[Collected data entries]
■ ■ ■ ■ ■ ■ ■
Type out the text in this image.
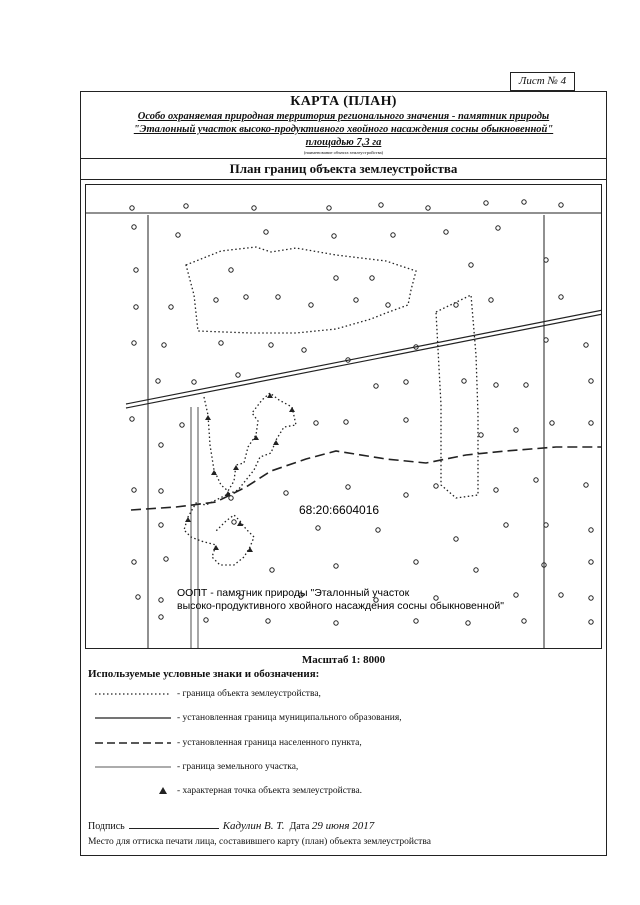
Лист № 4
КАРТА (ПЛАН)
Особо охраняемая природная территория регионального значения - памятник природы
"Эталонный участок высоко-продуктивного хвойного насаждения сосны обыкновенной"
площадью 7,3 га
(наименование объекта землеустройства)
План границ объекта землеустройства
68:20:6604016
ООПТ - памятник природы "Эталонный участок
высоко-продуктивного хвойного насаждения сосны обыкновенной"
Масштаб 1: 8000
Используемые условные знаки и обозначения:
- граница объекта землеустройства,
- установленная граница муниципального образования,
- установленная граница населенного пункта,
- граница земельного участка,
- характерная точка объекта землеустройства.
Подпись	Кадулин В. Т. Дата 29 июня 2017
Место для оттиска печати лица, составившего карту (план) объекта землеустройства
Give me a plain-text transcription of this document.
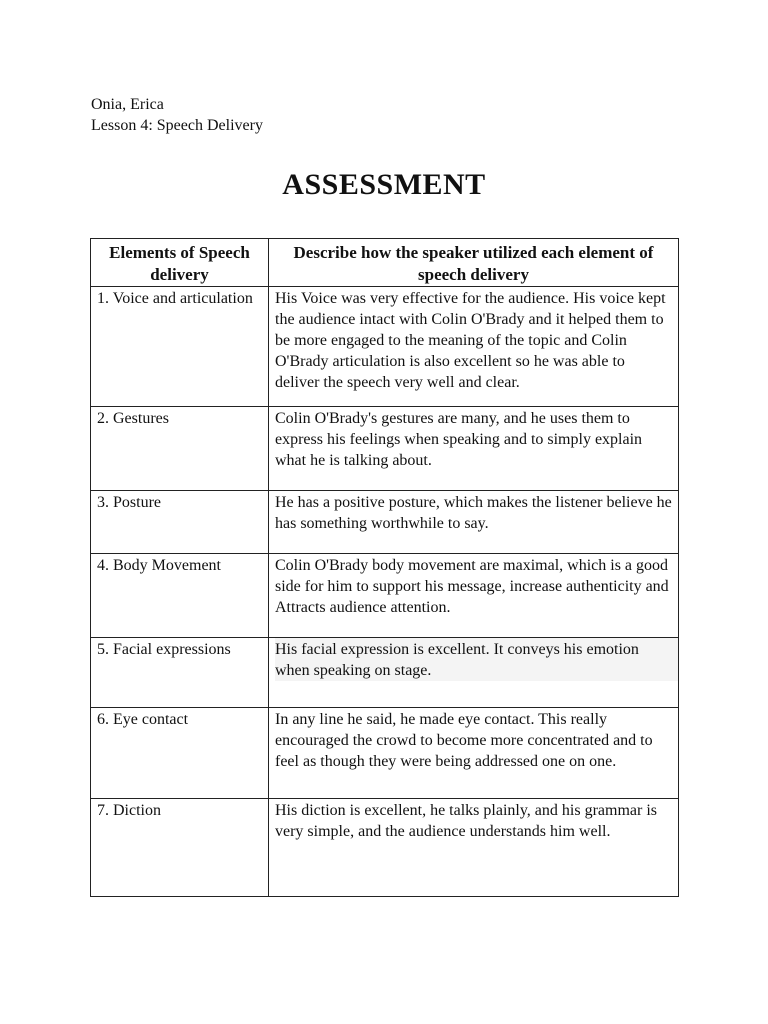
Onia, Erica
Lesson 4: Speech Delivery
ASSESSMENT
Elements of Speech delivery	Describe how the speaker utilized each element of speech delivery

1. Voice and articulation	His Voice was very effective for the audience. His voice kept the audience intact with Colin O'Brady and it helped them to be more engaged to the meaning of the topic and Colin O'Brady articulation is also excellent so he was able to deliver the speech very well and clear.

2. Gestures	Colin O'Brady's gestures are many, and he uses them to express his feelings when speaking and to simply explain what he is talking about.

3. Posture	He has a positive posture, which makes the listener believe he has something worthwhile to say.

4. Body Movement	Colin O'Brady body movement are maximal, which is a good side for him to support his message, increase authenticity and Attracts audience attention.

5. Facial expressions	His facial expression is excellent. It conveys his emotion when speaking on stage.

6. Eye contact	In any line he said, he made eye contact. This really encouraged the crowd to become more concentrated and to feel as though they were being addressed one on one.

7. Diction	His diction is excellent, he talks plainly, and his grammar is very simple, and the audience understands him well.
■ ■ ■ ■ ■ ■ ■
### Task details
Select all lines in the listing above where the word "which" appears, and show them.

### Solution to this exercise
3. Posture	He has a positive posture, which makes the listener believe he has something worthwhile to say.
4. Body Movement	Colin O'Brady body movement are maximal, which is a good side for him to support his message, increase authenticity and Attracts audience attention.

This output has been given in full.